[EXERCISE GOAL] Would you write out the entries below, every one of them, exactly?
-.-.-
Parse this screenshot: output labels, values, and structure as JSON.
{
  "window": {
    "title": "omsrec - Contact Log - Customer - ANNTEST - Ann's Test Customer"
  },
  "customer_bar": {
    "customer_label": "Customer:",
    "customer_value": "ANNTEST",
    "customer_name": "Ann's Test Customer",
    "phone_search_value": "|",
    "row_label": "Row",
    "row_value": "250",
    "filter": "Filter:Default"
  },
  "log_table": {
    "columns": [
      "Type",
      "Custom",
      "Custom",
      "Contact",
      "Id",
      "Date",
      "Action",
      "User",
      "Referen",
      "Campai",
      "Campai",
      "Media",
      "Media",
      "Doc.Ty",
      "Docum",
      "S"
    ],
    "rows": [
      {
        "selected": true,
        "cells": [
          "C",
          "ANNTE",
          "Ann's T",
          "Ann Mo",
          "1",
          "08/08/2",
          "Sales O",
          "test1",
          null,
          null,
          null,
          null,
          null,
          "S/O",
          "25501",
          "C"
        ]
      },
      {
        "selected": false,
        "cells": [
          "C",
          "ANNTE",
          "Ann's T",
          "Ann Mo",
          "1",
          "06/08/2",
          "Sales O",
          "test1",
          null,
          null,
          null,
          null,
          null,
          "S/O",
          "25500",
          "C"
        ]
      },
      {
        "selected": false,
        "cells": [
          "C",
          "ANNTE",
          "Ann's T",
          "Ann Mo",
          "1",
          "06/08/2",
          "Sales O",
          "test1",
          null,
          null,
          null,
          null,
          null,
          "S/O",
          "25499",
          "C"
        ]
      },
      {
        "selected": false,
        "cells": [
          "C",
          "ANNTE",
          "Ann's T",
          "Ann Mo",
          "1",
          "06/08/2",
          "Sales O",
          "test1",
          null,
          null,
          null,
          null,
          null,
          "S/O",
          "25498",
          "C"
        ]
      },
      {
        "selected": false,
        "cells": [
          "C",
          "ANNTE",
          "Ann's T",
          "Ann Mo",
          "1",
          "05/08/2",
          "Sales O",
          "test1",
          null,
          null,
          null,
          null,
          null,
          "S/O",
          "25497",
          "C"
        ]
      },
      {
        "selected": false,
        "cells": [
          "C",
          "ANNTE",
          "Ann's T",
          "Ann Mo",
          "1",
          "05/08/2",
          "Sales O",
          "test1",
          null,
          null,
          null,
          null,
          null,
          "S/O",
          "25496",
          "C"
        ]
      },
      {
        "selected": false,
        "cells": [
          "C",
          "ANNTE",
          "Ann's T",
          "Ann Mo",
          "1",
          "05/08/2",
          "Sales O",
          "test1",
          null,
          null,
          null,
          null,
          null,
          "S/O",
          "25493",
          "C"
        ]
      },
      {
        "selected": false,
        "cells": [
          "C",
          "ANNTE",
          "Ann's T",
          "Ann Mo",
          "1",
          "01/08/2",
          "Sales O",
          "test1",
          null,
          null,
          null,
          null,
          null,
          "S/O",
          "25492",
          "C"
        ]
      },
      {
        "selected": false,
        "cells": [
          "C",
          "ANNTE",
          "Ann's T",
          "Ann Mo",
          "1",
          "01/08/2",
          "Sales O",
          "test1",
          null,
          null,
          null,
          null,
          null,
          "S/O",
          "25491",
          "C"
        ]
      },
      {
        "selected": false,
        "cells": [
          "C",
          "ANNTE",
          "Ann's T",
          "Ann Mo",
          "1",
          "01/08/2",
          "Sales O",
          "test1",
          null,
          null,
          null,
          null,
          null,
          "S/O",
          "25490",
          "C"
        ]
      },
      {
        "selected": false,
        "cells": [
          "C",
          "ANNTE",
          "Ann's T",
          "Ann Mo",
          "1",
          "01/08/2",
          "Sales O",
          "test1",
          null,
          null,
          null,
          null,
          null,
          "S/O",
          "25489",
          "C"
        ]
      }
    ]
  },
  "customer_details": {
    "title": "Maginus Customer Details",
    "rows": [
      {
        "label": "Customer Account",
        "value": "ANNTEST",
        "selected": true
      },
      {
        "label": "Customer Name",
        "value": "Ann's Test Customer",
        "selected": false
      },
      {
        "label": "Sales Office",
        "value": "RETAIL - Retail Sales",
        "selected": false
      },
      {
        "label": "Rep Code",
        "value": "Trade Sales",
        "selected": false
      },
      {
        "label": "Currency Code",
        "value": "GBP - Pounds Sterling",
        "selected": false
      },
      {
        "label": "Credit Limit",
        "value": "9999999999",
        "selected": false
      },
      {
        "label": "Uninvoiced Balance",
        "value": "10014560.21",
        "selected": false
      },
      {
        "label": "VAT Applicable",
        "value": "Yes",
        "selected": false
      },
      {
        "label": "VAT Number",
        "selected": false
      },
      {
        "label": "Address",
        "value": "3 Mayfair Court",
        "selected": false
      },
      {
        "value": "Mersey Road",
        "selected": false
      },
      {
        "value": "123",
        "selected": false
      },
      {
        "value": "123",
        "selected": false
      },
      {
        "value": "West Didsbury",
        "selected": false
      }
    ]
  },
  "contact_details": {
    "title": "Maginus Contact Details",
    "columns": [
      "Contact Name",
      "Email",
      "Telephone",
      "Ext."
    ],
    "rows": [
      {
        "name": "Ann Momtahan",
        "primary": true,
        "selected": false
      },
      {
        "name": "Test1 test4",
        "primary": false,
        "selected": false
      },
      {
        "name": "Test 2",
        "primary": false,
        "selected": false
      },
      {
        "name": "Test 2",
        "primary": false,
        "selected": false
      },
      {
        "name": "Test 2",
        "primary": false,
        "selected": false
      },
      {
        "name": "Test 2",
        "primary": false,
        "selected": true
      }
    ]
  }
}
-.-.-
[RESULT FOR THIS TASK]
Parse this screenshot: output labels, values, and structure as JSON.
{
  "window": {
    "title": "omsrec - Contact Log - Customer - ANNTEST - Ann's Test Customer"
  },
  "customer_bar": {
    "customer_label": "Customer:",
    "customer_value": "ANNTEST",
    "customer_name": "Ann's Test Customer",
    "phone_search_value": "|",
    "row_label": "Row",
    "row_value": "250",
    "filter": "Filter:Default"
  },
  "log_table": {
    "columns": [
      "Type",
      "Custom",
      "Custom",
      "Contact",
      "Id",
      "Date",
      "Action",
      "User",
      "Referen",
      "Campai",
      "Campai",
      "Media",
      "Media",
      "Doc.Ty",
      "Docum",
      "S"
    ],
    "rows": [
      {
        "selected": true,
        "cells": [
          "C",
          "ANNTE",
          "Ann's T",
          "Ann Mo",
          "1",
          "08/08/2",
          "Sales O",
          "test1",
          null,
          null,
          null,
          null,
          null,
          "S/O",
          "25501",
          "C"
        ]
      },
      {
        "selected": false,
        "cells": [
          "C",
          "ANNTE",
          "Ann's T",
          "Ann Mo",
          "1",
          "06/08/2",
          "Sales O",
          "test1",
          null,
          null,
          null,
          null,
          null,
          "S/O",
          "25500",
          "C"
        ]
      },
      {
        "selected": false,
        "cells": [
          "C",
          "ANNTE",
          "Ann's T",
          "Ann Mo",
          "1",
          "06/08/2",
          "Sales O",
          "test1",
          null,
          null,
          null,
          null,
          null,
          "S/O",
          "25499",
          "C"
        ]
      },
      {
        "selected": false,
        "cells": [
          "C",
          "ANNTE",
          "Ann's T",
          "Ann Mo",
          "1",
          "06/08/2",
          "Sales O",
          "test1",
          null,
          null,
          null,
          null,
          null,
          "S/O",
          "25498",
          "C"
        ]
      },
      {
        "selected": false,
        "cells": [
          "C",
          "ANNTE",
          "Ann's T",
          "Ann Mo",
          "1",
          "05/08/2",
          "Sales O",
          "test1",
          null,
          null,
          null,
          null,
          null,
          "S/O",
          "25497",
          "C"
        ]
      },
      {
        "selected": false,
        "cells": [
          "C",
          "ANNTE",
          "Ann's T",
          "Ann Mo",
          "1",
          "05/08/2",
          "Sales O",
          "test1",
          null,
          null,
          null,
          null,
          null,
          "S/O",
          "25496",
          "C"
        ]
      },
      {
        "selected": false,
        "cells": [
          "C",
          "ANNTE",
          "Ann's T",
          "Ann Mo",
          "1",
          "05/08/2",
          "Sales O",
          "test1",
          null,
          null,
          null,
          null,
          null,
          "S/O",
          "25493",
          "C"
        ]
      },
      {
        "selected": false,
        "cells": [
          "C",
          "ANNTE",
          "Ann's T",
          "Ann Mo",
          "1",
          "01/08/2",
          "Sales O",
          "test1",
          null,
          null,
          null,
          null,
          null,
          "S/O",
          "25492",
          "C"
        ]
      },
      {
        "selected": false,
        "cells": [
          "C",
          "ANNTE",
          "Ann's T",
          "Ann Mo",
          "1",
          "01/08/2",
          "Sales O",
          "test1",
          null,
          null,
          null,
          null,
          null,
          "S/O",
          "25491",
          "C"
        ]
      },
      {
        "selected": false,
        "cells": [
          "C",
          "ANNTE",
          "Ann's T",
          "Ann Mo",
          "1",
          "01/08/2",
          "Sales O",
          "test1",
          null,
          null,
          null,
          null,
          null,
          "S/O",
          "25490",
          "C"
        ]
      },
      {
        "selected": false,
        "cells": [
          "C",
          "ANNTE",
          "Ann's T",
          "Ann Mo",
          "1",
          "01/08/2",
          "Sales O",
          "test1",
          null,
          null,
          null,
          null,
          null,
          "S/O",
          "25489",
          "C"
        ]
      }
    ]
  },
  "customer_details": {
    "title": "Maginus Customer Details",
    "rows": [
      {
        "label": "Customer Account",
        "value": "ANNTEST",
        "selected": true
      },
      {
        "label": "Customer Name",
        "value": "Ann's Test Customer",
        "selected": false
      },
      {
        "label": "Sales Office",
        "value": "RETAIL - Retail Sales",
        "selected": false
      },
      {
        "label": "Rep Code",
        "value": "Trade Sales",
        "selected": false
      },
      {
        "label": "Currency Code",
        "value": "GBP - Pounds Sterling",
        "selected": false
      },
      {
        "label": "Credit Limit",
        "value": "9999999999",
        "selected": false
      },
      {
        "label": "Uninvoiced Balance",
        "value": "10014560.21",
        "selected": false
      },
      {
        "label": "VAT Applicable",
        "value": "Yes",
        "selected": false
      },
      {
        "label": "VAT Number",
        "selected": false
      },
      {
        "label": "Address",
        "value": "3 Mayfair Court",
        "selected": false
      },
      {
        "value": "Mersey Road",
        "selected": false
      },
      {
        "value": "123",
        "selected": false
      },
      {
        "value": "123",
        "selected": false
      },
      {
        "value": "West Didsbury",
        "selected": false
      }
    ]
  },
  "contact_details": {
    "title": "Maginus Contact Details",
    "columns": [
      "Contact Name",
      "Email",
      "Telephone",
      "Ext."
    ],
    "rows": [
      {
        "name": "Ann Momtahan",
        "primary": true,
        "selected": false
      },
      {
        "name": "Test1 test4",
        "primary": false,
        "selected": false
      },
      {
        "name": "Test 2",
        "primary": false,
        "selected": false
      },
      {
        "name": "Test 2",
        "primary": false,
        "selected": false
      },
      {
        "name": "Test 2",
        "primary": false,
        "selected": false
      },
      {
        "name": "Test 2",
        "primary": false,
        "selected": true
      }
    ]
  }
}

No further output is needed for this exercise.